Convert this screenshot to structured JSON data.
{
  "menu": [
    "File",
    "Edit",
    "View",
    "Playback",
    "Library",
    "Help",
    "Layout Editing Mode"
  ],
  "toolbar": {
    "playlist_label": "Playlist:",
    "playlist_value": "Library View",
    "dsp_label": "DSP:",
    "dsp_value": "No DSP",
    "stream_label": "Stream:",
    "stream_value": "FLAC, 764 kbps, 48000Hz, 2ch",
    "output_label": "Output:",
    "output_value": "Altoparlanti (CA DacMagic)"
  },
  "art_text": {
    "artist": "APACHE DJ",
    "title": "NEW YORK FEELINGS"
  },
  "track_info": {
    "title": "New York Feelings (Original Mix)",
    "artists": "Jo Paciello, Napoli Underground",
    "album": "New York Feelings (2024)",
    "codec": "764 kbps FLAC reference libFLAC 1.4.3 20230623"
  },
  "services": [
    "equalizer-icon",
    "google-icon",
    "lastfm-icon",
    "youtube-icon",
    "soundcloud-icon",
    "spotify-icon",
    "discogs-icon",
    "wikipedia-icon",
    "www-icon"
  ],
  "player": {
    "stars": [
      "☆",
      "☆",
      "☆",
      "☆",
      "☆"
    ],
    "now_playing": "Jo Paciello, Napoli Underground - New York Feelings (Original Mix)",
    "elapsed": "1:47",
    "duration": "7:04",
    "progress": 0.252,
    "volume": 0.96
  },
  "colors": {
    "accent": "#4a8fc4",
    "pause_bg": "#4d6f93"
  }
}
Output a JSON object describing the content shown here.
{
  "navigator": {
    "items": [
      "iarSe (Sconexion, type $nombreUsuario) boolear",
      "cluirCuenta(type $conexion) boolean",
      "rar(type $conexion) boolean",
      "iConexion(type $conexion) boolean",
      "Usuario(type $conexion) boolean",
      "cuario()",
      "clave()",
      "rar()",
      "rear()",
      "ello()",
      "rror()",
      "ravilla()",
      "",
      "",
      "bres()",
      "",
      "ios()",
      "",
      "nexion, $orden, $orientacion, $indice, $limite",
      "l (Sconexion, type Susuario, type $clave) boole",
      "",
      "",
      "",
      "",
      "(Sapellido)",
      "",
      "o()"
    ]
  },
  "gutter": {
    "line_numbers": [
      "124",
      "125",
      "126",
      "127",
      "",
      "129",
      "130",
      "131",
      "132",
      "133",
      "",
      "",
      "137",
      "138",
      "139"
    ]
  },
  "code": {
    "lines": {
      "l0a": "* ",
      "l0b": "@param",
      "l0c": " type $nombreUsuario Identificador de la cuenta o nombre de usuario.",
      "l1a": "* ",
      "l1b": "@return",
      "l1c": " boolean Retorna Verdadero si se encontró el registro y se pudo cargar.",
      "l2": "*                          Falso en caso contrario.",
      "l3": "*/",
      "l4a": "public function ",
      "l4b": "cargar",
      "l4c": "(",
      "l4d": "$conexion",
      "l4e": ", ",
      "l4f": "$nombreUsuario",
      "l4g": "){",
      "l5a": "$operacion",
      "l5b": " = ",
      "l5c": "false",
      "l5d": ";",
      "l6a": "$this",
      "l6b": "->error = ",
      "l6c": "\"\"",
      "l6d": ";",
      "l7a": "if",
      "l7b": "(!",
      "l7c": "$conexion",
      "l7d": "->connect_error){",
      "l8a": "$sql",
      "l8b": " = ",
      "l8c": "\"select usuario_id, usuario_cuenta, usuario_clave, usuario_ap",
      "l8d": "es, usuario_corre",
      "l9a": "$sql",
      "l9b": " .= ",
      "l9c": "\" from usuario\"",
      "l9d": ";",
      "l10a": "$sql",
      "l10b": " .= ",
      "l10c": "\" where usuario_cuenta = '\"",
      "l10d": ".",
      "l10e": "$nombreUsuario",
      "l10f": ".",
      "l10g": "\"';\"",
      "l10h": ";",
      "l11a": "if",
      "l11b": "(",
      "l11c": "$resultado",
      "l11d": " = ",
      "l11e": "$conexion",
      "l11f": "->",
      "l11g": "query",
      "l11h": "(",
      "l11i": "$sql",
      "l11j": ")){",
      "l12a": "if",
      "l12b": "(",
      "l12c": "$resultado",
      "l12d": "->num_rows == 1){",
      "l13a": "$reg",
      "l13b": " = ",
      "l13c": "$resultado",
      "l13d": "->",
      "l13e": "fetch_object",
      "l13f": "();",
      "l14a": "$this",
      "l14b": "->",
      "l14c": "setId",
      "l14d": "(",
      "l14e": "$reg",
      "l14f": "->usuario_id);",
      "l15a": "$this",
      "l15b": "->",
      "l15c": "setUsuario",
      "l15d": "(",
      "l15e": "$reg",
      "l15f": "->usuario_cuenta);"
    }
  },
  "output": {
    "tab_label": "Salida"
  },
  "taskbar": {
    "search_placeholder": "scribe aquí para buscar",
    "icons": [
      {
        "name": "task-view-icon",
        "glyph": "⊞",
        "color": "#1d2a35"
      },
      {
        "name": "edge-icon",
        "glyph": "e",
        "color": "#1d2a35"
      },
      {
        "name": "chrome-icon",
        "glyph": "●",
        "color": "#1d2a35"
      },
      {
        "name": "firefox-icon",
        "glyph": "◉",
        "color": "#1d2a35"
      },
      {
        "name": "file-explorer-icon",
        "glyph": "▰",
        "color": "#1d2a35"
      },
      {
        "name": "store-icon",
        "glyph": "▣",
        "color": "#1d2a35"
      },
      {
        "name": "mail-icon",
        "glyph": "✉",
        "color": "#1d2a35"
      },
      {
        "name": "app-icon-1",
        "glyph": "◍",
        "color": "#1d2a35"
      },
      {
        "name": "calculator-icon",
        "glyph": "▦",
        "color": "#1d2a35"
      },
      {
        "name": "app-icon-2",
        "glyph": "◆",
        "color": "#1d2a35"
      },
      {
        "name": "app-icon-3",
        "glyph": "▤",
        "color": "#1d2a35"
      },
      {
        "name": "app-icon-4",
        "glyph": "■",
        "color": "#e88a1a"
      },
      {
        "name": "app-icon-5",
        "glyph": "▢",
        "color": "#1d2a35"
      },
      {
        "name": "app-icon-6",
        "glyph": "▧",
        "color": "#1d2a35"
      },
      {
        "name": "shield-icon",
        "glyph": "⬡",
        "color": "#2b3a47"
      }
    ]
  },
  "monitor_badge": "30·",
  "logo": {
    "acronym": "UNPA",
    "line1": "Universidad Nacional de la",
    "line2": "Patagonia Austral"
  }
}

==========

— WRITTEN PROBLEM —
Output the complete data exactly as written.

— SOLUTION BELOW —
Convert this screenshot to structured JSON data.
{
  "menu": [
    "File",
    "Edit",
    "View",
    "Playback",
    "Library",
    "Help",
    "Layout Editing Mode"
  ],
  "toolbar": {
    "playlist_label": "Playlist:",
    "playlist_value": "Library View",
    "dsp_label": "DSP:",
    "dsp_value": "No DSP",
    "stream_label": "Stream:",
    "stream_value": "FLAC, 764 kbps, 48000Hz, 2ch",
    "output_label": "Output:",
    "output_value": "Altoparlanti (CA DacMagic)"
  },
  "art_text": {
    "artist": "APACHE DJ",
    "title": "NEW YORK FEELINGS"
  },
  "track_info": {
    "title": "New York Feelings (Original Mix)",
    "artists": "Jo Paciello, Napoli Underground",
    "album": "New York Feelings (2024)",
    "codec": "764 kbps FLAC reference libFLAC 1.4.3 20230623"
  },
  "services": [
    "equalizer-icon",
    "google-icon",
    "lastfm-icon",
    "youtube-icon",
    "soundcloud-icon",
    "spotify-icon",
    "discogs-icon",
    "wikipedia-icon",
    "www-icon"
  ],
  "player": {
    "stars": [
      "☆",
      "☆",
      "☆",
      "☆",
      "☆"
    ],
    "now_playing": "Jo Paciello, Napoli Underground - New York Feelings (Original Mix)",
    "elapsed": "1:47",
    "duration": "7:04",
    "progress": 0.252,
    "volume": 0.96
  },
  "colors": {
    "accent": "#4a8fc4",
    "pause_bg": "#4d6f93"
  }
}
Output a JSON object describing the content shown here.
{
  "navigator": {
    "items": [
      "iarSe (Sconexion, type $nombreUsuario) boolear",
      "cluirCuenta(type $conexion) boolean",
      "rar(type $conexion) boolean",
      "iConexion(type $conexion) boolean",
      "Usuario(type $conexion) boolean",
      "cuario()",
      "clave()",
      "rar()",
      "rear()",
      "ello()",
      "rror()",
      "ravilla()",
      "",
      "",
      "bres()",
      "",
      "ios()",
      "",
      "nexion, $orden, $orientacion, $indice, $limite",
      "l (Sconexion, type Susuario, type $clave) boole",
      "",
      "",
      "",
      "",
      "(Sapellido)",
      "",
      "o()"
    ]
  },
  "gutter": {
    "line_numbers": [
      "124",
      "125",
      "126",
      "127",
      "",
      "129",
      "130",
      "131",
      "132",
      "133",
      "",
      "",
      "137",
      "138",
      "139"
    ]
  },
  "code": {
    "lines": {
      "l0a": "* ",
      "l0b": "@param",
      "l0c": " type $nombreUsuario Identificador de la cuenta o nombre de usuario.",
      "l1a": "* ",
      "l1b": "@return",
      "l1c": " boolean Retorna Verdadero si se encontró el registro y se pudo cargar.",
      "l2": "*                          Falso en caso contrario.",
      "l3": "*/",
      "l4a": "public function ",
      "l4b": "cargar",
      "l4c": "(",
      "l4d": "$conexion",
      "l4e": ", ",
      "l4f": "$nombreUsuario",
      "l4g": "){",
      "l5a": "$operacion",
      "l5b": " = ",
      "l5c": "false",
      "l5d": ";",
      "l6a": "$this",
      "l6b": "->error = ",
      "l6c": "\"\"",
      "l6d": ";",
      "l7a": "if",
      "l7b": "(!",
      "l7c": "$conexion",
      "l7d": "->connect_error){",
      "l8a": "$sql",
      "l8b": " = ",
      "l8c": "\"select usuario_id, usuario_cuenta, usuario_clave, usuario_ap",
      "l8d": "es, usuario_corre",
      "l9a": "$sql",
      "l9b": " .= ",
      "l9c": "\" from usuario\"",
      "l9d": ";",
      "l10a": "$sql",
      "l10b": " .= ",
      "l10c": "\" where usuario_cuenta = '\"",
      "l10d": ".",
      "l10e": "$nombreUsuario",
      "l10f": ".",
      "l10g": "\"';\"",
      "l10h": ";",
      "l11a": "if",
      "l11b": "(",
      "l11c": "$resultado",
      "l11d": " = ",
      "l11e": "$conexion",
      "l11f": "->",
      "l11g": "query",
      "l11h": "(",
      "l11i": "$sql",
      "l11j": ")){",
      "l12a": "if",
      "l12b": "(",
      "l12c": "$resultado",
      "l12d": "->num_rows == 1){",
      "l13a": "$reg",
      "l13b": " = ",
      "l13c": "$resultado",
      "l13d": "->",
      "l13e": "fetch_object",
      "l13f": "();",
      "l14a": "$this",
      "l14b": "->",
      "l14c": "setId",
      "l14d": "(",
      "l14e": "$reg",
      "l14f": "->usuario_id);",
      "l15a": "$this",
      "l15b": "->",
      "l15c": "setUsuario",
      "l15d": "(",
      "l15e": "$reg",
      "l15f": "->usuario_cuenta);"
    }
  },
  "output": {
    "tab_label": "Salida"
  },
  "taskbar": {
    "search_placeholder": "scribe aquí para buscar",
    "icons": [
      {
        "name": "task-view-icon",
        "glyph": "⊞",
        "color": "#1d2a35"
      },
      {
        "name": "edge-icon",
        "glyph": "e",
        "color": "#1d2a35"
      },
      {
        "name": "chrome-icon",
        "glyph": "●",
        "color": "#1d2a35"
      },
      {
        "name": "firefox-icon",
        "glyph": "◉",
        "color": "#1d2a35"
      },
      {
        "name": "file-explorer-icon",
        "glyph": "▰",
        "color": "#1d2a35"
      },
      {
        "name": "store-icon",
        "glyph": "▣",
        "color": "#1d2a35"
      },
      {
        "name": "mail-icon",
        "glyph": "✉",
        "color": "#1d2a35"
      },
      {
        "name": "app-icon-1",
        "glyph": "◍",
        "color": "#1d2a35"
      },
      {
        "name": "calculator-icon",
        "glyph": "▦",
        "color": "#1d2a35"
      },
      {
        "name": "app-icon-2",
        "glyph": "◆",
        "color": "#1d2a35"
      },
      {
        "name": "app-icon-3",
        "glyph": "▤",
        "color": "#1d2a35"
      },
      {
        "name": "app-icon-4",
        "glyph": "■",
        "color": "#e88a1a"
      },
      {
        "name": "app-icon-5",
        "glyph": "▢",
        "color": "#1d2a35"
      },
      {
        "name": "app-icon-6",
        "glyph": "▧",
        "color": "#1d2a35"
      },
      {
        "name": "shield-icon",
        "glyph": "⬡",
        "color": "#2b3a47"
      }
    ]
  },
  "monitor_badge": "30·",
  "logo": {
    "acronym": "UNPA",
    "line1": "Universidad Nacional de la",
    "line2": "Patagonia Austral"
  }
}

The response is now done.